Supplied passage:
Principal Deputy Solicitor General of the United States
- In office October 1982 – December 1983
- President: Ronald Reagan
- Succeeded by: Charles Fried

Personal details
- Born: June 2, 1929 Budapest, Hungary
- Died: February 24, 1989 (aged 59) Chicago, Illinois, U.S.
- Party: Republican
- Education: Princeton University (BA) Harvard University (MA, LLB)

= Paul M. Bator =

American lawyer (1929–1989)

Paul Michael Bator (June 2, 1929 – February 24, 1989) was a Hungarian-born American legal scholar, Supreme Court advocate, and academic expert on United States federal courts. He taught for almost 30 years at Harvard Law School and the University of Chicago Law School. He also served as the United States Deputy Solicitor General during the Reagan administration, in which capacity he argued and won the landmark administrative law case Chevron U.S.A. v. Natural Resources Defense Council. From 1984 to 2024, the Chevron doctrine governed the judicial interpretation of Congressional statutes that authorized federal regulators to make law.

He clerked for Justice John Marshall Harlan II of the United States Supreme Court.

== Early life and education ==
Bator was born in 1929 in Budapest, Hungary, to Victor and Franciska Bator. His father was an expert in banking law and taught at the University of Budapest. He had two siblings: his twin brother Peter, also an attorney, and Francis, an economist.

Bator moved with his parents to the United States in 1939, where his father managed the Amerikai-Magyar Nepsava, a Hungarian-language newspaper. His father was twice stripped of Hungarian citizenship, first due to his anti-Nazi activism, then due to his post-World War II anti-Communist activism.

He attended Groton School, as did his two brothers. He went on to Princeton University, where he was the valedictorian, graduating in 1951 with an A.B., summa cum laude. He earned a Master of Arts in history from Harvard University in 1953. He then attended Harvard Law School, where he was once again the valedictorian, and also served as president of the Harvard Law Review. He graduated in 1956 with an LL.B., summa cum laude.

From 1956 to 1957, Bator clerked for Justice John Marshall Harlan II of the United States Supreme Court.

== Career ==

=== Harvard Law School ===
Following a brief period of private practice at the law firm Debevoise & Plimpton, Bator began teaching at Harvard Law School in 1959. While teaching his recommendation of students for clerkships carried a lot of weight with Harlan. He was promoted to full professor in 1962 and associate dean in 1971, serving in the latter capacity until 1975.

While at Harvard, he published many articles, including his famous piece, "Finality in Criminal Law and Federal Habeas Corpus for State Prisoners," 76 Harv. L. Rev. 441 (1963), which described "how with reason we can arrive at just the reasonable balance between fairness and the need to attain finality in the criminal process." He also co-authored the second (1973) and third (1988) editions of Hart & Wechsler's "The Federal Courts and the Federal System," a leading text on federal jurisdiction.

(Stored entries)
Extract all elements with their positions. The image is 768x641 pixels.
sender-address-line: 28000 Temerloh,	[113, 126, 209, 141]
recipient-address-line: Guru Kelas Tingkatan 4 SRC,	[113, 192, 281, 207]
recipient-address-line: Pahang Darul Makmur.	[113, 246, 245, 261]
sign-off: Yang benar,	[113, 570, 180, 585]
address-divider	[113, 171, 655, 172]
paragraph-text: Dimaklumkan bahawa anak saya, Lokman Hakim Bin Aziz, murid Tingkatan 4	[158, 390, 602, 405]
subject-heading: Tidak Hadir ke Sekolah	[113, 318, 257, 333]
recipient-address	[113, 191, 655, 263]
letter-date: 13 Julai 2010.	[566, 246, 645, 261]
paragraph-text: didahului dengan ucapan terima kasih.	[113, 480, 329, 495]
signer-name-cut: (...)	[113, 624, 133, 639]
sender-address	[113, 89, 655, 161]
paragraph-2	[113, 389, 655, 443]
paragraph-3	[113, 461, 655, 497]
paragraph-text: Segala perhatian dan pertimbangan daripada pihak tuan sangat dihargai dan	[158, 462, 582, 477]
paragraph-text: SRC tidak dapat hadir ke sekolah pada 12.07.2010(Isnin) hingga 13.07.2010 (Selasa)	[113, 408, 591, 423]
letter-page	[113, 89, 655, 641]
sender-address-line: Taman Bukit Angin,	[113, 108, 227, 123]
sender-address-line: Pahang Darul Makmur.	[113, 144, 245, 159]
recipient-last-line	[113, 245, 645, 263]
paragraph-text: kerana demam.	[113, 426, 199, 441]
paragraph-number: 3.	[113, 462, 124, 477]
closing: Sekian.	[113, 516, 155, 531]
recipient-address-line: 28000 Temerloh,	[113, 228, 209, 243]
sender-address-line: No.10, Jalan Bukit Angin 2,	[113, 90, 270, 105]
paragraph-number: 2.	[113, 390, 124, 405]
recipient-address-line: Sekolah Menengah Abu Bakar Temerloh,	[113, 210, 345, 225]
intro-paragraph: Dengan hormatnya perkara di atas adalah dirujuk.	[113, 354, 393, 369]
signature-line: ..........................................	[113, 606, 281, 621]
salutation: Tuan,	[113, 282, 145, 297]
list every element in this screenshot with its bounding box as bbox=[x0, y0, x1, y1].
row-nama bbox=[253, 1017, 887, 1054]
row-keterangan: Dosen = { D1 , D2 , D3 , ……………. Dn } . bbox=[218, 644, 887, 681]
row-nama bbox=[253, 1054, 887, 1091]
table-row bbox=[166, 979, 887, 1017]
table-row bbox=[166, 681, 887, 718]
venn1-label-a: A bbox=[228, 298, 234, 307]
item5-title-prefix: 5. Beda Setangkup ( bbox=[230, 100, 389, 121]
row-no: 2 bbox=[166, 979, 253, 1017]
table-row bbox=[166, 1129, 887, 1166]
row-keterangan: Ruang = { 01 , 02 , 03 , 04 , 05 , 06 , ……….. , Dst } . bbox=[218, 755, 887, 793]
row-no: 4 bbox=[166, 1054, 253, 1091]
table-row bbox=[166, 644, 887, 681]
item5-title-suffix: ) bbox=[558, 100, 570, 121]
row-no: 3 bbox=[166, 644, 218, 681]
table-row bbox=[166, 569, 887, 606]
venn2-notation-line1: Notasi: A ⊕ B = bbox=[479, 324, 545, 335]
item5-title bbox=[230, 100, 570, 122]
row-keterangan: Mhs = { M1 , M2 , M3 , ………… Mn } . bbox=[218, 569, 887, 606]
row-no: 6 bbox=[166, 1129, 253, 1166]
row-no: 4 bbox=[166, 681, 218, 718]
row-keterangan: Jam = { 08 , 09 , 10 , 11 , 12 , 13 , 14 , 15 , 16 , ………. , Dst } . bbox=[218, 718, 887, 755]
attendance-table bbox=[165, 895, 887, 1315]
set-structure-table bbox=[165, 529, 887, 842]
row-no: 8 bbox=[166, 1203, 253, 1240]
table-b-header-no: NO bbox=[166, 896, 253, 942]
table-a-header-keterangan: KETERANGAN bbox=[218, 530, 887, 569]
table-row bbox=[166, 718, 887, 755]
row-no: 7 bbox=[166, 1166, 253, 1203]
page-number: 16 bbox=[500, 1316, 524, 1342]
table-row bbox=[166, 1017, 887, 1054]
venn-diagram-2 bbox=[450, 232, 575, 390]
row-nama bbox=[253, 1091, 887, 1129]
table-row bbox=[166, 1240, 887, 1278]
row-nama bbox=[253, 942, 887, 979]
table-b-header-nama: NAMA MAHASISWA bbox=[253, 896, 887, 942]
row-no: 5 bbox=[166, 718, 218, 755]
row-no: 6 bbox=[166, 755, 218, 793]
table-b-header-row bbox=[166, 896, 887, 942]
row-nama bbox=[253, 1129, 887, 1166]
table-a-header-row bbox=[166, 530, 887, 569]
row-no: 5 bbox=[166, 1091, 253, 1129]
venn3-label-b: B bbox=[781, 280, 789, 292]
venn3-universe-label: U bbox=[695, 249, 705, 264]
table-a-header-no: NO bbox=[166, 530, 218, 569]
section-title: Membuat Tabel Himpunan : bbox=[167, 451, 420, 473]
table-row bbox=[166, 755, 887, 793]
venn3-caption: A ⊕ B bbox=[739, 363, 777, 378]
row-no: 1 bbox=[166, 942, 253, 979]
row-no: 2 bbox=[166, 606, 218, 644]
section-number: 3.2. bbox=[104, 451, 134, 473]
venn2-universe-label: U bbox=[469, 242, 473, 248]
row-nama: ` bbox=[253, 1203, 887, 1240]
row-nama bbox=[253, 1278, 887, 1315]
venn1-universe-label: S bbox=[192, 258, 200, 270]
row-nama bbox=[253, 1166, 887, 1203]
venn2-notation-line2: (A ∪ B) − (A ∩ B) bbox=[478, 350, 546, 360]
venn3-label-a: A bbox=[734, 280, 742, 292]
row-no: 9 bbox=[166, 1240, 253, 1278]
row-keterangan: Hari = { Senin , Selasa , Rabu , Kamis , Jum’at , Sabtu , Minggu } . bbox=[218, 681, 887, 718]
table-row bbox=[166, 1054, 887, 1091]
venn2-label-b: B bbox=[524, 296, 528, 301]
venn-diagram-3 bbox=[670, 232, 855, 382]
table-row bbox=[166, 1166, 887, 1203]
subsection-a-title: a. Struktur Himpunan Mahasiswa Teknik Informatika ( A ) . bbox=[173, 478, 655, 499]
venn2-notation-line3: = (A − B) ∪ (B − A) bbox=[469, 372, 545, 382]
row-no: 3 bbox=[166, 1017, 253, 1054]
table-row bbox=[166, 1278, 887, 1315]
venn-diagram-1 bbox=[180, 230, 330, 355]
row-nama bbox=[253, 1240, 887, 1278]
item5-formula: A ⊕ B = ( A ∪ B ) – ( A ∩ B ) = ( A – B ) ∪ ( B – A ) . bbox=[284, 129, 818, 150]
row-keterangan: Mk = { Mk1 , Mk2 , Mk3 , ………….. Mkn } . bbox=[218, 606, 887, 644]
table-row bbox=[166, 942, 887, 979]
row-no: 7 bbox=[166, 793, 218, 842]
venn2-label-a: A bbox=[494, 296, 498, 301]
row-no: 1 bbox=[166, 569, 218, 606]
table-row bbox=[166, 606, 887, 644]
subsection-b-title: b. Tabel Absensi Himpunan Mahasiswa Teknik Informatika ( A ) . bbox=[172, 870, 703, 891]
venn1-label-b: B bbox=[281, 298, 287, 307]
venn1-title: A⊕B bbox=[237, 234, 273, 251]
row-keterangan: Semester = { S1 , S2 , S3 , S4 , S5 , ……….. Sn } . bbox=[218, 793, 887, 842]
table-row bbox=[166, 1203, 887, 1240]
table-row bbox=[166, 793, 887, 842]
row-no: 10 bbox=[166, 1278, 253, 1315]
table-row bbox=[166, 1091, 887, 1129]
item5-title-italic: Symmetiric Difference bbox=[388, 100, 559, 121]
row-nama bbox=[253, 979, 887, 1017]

Exercise task 1: Transcribe the passage of the Paul M. Bator article from "While at Harvard, he" up to and including "on federal jurisdiction.".
Exercise task 2: According to the Paul M. Bator article, in what year did Bator begin teaching at Harvard Law School?
Exercise task 3: List every member of Bator's family whom the Paul M. Bator article names.

Answer 1:
While at Harvard, he published many articles, including his famous piece, "Finality in Criminal Law and Federal Habeas Corpus for State Prisoners," 76 Harv. L. Rev. 441 (1963), which described "how with reason we can arrive at just the reasonable balance between fairness and the need to attain finality in the criminal process." He also co-authored the second (1973) and third (1988) editions of Hart & Wechsler's "The Federal Courts and the Federal System," a leading text on federal jurisdiction.

Answer 2: 1959

Answer 3: Victor, Franciska, Peter, Francis